- **Task description**
Will you transcribe the entries that follow, exactly and in full?

- **Provided data**
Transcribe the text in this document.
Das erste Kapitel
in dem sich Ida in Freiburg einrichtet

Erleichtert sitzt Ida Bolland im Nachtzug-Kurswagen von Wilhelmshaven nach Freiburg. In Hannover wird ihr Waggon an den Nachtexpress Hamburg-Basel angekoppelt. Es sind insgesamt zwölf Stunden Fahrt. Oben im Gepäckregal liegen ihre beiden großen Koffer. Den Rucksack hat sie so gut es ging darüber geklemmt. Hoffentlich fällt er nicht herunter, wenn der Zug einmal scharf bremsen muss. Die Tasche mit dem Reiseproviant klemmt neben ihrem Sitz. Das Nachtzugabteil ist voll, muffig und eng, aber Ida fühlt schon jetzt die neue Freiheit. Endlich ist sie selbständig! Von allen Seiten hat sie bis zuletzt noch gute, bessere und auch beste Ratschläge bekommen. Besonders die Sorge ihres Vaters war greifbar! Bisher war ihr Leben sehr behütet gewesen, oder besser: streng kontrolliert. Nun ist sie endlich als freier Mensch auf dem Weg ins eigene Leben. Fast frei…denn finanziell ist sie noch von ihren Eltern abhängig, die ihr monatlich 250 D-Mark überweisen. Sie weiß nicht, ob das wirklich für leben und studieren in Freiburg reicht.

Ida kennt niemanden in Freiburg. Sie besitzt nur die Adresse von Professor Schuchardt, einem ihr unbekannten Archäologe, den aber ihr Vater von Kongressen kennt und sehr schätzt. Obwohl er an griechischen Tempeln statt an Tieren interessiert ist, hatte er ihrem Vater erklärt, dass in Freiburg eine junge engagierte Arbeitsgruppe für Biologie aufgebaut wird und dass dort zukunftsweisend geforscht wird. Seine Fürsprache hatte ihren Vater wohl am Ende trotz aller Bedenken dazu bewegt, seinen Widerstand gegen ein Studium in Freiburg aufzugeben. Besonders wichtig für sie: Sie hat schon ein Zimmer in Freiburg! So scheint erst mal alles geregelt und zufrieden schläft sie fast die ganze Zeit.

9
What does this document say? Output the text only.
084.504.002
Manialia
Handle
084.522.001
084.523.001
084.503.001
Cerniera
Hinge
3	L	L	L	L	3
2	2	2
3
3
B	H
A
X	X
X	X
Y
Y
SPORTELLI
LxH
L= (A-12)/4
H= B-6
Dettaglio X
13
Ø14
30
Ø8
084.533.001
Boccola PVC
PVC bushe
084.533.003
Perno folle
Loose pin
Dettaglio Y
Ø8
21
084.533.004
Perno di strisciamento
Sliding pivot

- **Exercise result**
Transcribe the text in this document.
Das erste Kapitel
in dem sich Ida in Freiburg einrichtet

Erleichtert sitzt Ida Bolland im Nachtzug-Kurswagen von Wilhelmshaven nach Freiburg. In Hannover wird ihr Waggon an den Nachtexpress Hamburg-Basel angekoppelt. Es sind insgesamt zwölf Stunden Fahrt. Oben im Gepäckregal liegen ihre beiden großen Koffer. Den Rucksack hat sie so gut es ging darüber geklemmt. Hoffentlich fällt er nicht herunter, wenn der Zug einmal scharf bremsen muss. Die Tasche mit dem Reiseproviant klemmt neben ihrem Sitz. Das Nachtzugabteil ist voll, muffig und eng, aber Ida fühlt schon jetzt die neue Freiheit. Endlich ist sie selbständig! Von allen Seiten hat sie bis zuletzt noch gute, bessere und auch beste Ratschläge bekommen. Besonders die Sorge ihres Vaters war greifbar! Bisher war ihr Leben sehr behütet gewesen, oder besser: streng kontrolliert. Nun ist sie endlich als freier Mensch auf dem Weg ins eigene Leben. Fast frei…denn finanziell ist sie noch von ihren Eltern abhängig, die ihr monatlich 250 D-Mark überweisen. Sie weiß nicht, ob das wirklich für leben und studieren in Freiburg reicht.

Ida kennt niemanden in Freiburg. Sie besitzt nur die Adresse von Professor Schuchardt, einem ihr unbekannten Archäologe, den aber ihr Vater von Kongressen kennt und sehr schätzt. Obwohl er an griechischen Tempeln statt an Tieren interessiert ist, hatte er ihrem Vater erklärt, dass in Freiburg eine junge engagierte Arbeitsgruppe für Biologie aufgebaut wird und dass dort zukunftsweisend geforscht wird. Seine Fürsprache hatte ihren Vater wohl am Ende trotz aller Bedenken dazu bewegt, seinen Widerstand gegen ein Studium in Freiburg aufzugeben. Besonders wichtig für sie: Sie hat schon ein Zimmer in Freiburg! So scheint erst mal alles geregelt und zufrieden schläft sie fast die ganze Zeit.

9
What does this document say? Output the text only.
084.504.002
Manialia
Handle
084.522.001
084.523.001
084.503.001
Cerniera
Hinge
3	L	L	L	L	3
2	2	2
3
3
B	H
A
X	X
X	X
Y
Y
SPORTELLI
LxH
L= (A-12)/4
H= B-6
Dettaglio X
13
Ø14
30
Ø8
084.533.001
Boccola PVC
PVC bushe
084.533.003
Perno folle
Loose pin
Dettaglio Y
Ø8
21
084.533.004
Perno di strisciamento
Sliding pivot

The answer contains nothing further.